## begin TASK INPUTS

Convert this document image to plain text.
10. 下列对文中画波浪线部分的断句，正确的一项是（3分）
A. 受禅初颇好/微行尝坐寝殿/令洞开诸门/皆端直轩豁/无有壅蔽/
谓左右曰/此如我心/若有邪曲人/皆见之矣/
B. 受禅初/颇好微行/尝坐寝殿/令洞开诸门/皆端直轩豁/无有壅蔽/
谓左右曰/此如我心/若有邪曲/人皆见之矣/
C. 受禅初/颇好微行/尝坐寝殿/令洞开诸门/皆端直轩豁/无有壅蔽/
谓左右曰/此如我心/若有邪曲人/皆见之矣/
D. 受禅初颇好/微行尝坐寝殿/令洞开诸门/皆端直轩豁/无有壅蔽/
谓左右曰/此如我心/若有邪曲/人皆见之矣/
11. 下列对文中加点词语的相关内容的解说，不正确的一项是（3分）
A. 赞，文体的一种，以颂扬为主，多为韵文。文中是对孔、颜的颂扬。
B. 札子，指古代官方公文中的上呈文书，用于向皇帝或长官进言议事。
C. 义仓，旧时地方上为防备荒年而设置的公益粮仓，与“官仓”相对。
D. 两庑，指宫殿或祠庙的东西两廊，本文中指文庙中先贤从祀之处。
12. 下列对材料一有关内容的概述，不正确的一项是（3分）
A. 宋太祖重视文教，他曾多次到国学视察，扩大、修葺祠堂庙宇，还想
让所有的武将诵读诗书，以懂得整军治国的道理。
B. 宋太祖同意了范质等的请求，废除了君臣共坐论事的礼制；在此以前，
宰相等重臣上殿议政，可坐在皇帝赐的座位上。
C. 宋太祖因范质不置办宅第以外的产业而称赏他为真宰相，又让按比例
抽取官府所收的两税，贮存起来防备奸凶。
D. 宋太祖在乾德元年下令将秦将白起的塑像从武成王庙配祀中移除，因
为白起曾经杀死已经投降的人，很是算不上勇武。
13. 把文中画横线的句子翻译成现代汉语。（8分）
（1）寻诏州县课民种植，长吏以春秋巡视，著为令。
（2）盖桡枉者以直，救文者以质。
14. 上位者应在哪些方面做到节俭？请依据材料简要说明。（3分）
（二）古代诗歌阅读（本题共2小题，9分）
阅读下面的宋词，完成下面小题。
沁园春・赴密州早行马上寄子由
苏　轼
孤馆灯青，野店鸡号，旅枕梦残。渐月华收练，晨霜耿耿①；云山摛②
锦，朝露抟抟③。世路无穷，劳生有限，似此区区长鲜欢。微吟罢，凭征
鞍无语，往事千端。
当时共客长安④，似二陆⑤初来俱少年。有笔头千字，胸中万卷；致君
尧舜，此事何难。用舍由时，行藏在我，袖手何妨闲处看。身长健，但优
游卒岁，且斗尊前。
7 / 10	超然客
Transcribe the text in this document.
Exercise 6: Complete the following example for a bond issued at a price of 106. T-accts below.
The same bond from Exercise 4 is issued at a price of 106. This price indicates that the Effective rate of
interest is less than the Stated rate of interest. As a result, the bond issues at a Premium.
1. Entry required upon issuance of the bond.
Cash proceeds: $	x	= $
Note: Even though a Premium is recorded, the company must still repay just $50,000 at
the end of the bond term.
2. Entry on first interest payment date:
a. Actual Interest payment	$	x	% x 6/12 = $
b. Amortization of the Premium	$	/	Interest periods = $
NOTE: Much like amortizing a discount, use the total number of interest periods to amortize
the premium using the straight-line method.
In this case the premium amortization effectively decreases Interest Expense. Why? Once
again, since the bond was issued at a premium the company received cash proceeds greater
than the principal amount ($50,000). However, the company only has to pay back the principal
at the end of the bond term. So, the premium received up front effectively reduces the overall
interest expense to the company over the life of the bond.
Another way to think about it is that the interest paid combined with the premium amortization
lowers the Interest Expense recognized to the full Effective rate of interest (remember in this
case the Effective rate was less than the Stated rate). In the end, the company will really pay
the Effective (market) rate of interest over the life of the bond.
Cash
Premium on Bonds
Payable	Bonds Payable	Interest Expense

## end TASK INPUTS

**EXERCISE DIRECTIONS:**
Return all of the data exactly as it reads.

**EXERCISE RESULT:**
Convert this document image to plain text.
10. 下列对文中画波浪线部分的断句，正确的一项是（3分）
A. 受禅初颇好/微行尝坐寝殿/令洞开诸门/皆端直轩豁/无有壅蔽/
谓左右曰/此如我心/若有邪曲人/皆见之矣/
B. 受禅初/颇好微行/尝坐寝殿/令洞开诸门/皆端直轩豁/无有壅蔽/
谓左右曰/此如我心/若有邪曲/人皆见之矣/
C. 受禅初/颇好微行/尝坐寝殿/令洞开诸门/皆端直轩豁/无有壅蔽/
谓左右曰/此如我心/若有邪曲人/皆见之矣/
D. 受禅初颇好/微行尝坐寝殿/令洞开诸门/皆端直轩豁/无有壅蔽/
谓左右曰/此如我心/若有邪曲/人皆见之矣/
11. 下列对文中加点词语的相关内容的解说，不正确的一项是（3分）
A. 赞，文体的一种，以颂扬为主，多为韵文。文中是对孔、颜的颂扬。
B. 札子，指古代官方公文中的上呈文书，用于向皇帝或长官进言议事。
C. 义仓，旧时地方上为防备荒年而设置的公益粮仓，与“官仓”相对。
D. 两庑，指宫殿或祠庙的东西两廊，本文中指文庙中先贤从祀之处。
12. 下列对材料一有关内容的概述，不正确的一项是（3分）
A. 宋太祖重视文教，他曾多次到国学视察，扩大、修葺祠堂庙宇，还想
让所有的武将诵读诗书，以懂得整军治国的道理。
B. 宋太祖同意了范质等的请求，废除了君臣共坐论事的礼制；在此以前，
宰相等重臣上殿议政，可坐在皇帝赐的座位上。
C. 宋太祖因范质不置办宅第以外的产业而称赏他为真宰相，又让按比例
抽取官府所收的两税，贮存起来防备奸凶。
D. 宋太祖在乾德元年下令将秦将白起的塑像从武成王庙配祀中移除，因
为白起曾经杀死已经投降的人，很是算不上勇武。
13. 把文中画横线的句子翻译成现代汉语。（8分）
（1）寻诏州县课民种植，长吏以春秋巡视，著为令。
（2）盖桡枉者以直，救文者以质。
14. 上位者应在哪些方面做到节俭？请依据材料简要说明。（3分）
（二）古代诗歌阅读（本题共2小题，9分）
阅读下面的宋词，完成下面小题。
沁园春・赴密州早行马上寄子由
苏　轼
孤馆灯青，野店鸡号，旅枕梦残。渐月华收练，晨霜耿耿①；云山摛②
锦，朝露抟抟③。世路无穷，劳生有限，似此区区长鲜欢。微吟罢，凭征
鞍无语，往事千端。
当时共客长安④，似二陆⑤初来俱少年。有笔头千字，胸中万卷；致君
尧舜，此事何难。用舍由时，行藏在我，袖手何妨闲处看。身长健，但优
游卒岁，且斗尊前。
7 / 10	超然客
Transcribe the text in this document.
Exercise 6: Complete the following example for a bond issued at a price of 106. T-accts below.
The same bond from Exercise 4 is issued at a price of 106. This price indicates that the Effective rate of
interest is less than the Stated rate of interest. As a result, the bond issues at a Premium.
1. Entry required upon issuance of the bond.
Cash proceeds: $	x	= $
Note: Even though a Premium is recorded, the company must still repay just $50,000 at
the end of the bond term.
2. Entry on first interest payment date:
a. Actual Interest payment	$	x	% x 6/12 = $
b. Amortization of the Premium	$	/	Interest periods = $
NOTE: Much like amortizing a discount, use the total number of interest periods to amortize
the premium using the straight-line method.
In this case the premium amortization effectively decreases Interest Expense. Why? Once
again, since the bond was issued at a premium the company received cash proceeds greater
than the principal amount ($50,000). However, the company only has to pay back the principal
at the end of the bond term. So, the premium received up front effectively reduces the overall
interest expense to the company over the life of the bond.
Another way to think about it is that the interest paid combined with the premium amortization
lowers the Interest Expense recognized to the full Effective rate of interest (remember in this
case the Effective rate was less than the Stated rate). In the end, the company will really pay
the Effective (market) rate of interest over the life of the bond.
Cash
Premium on Bonds
Payable	Bonds Payable	Interest Expense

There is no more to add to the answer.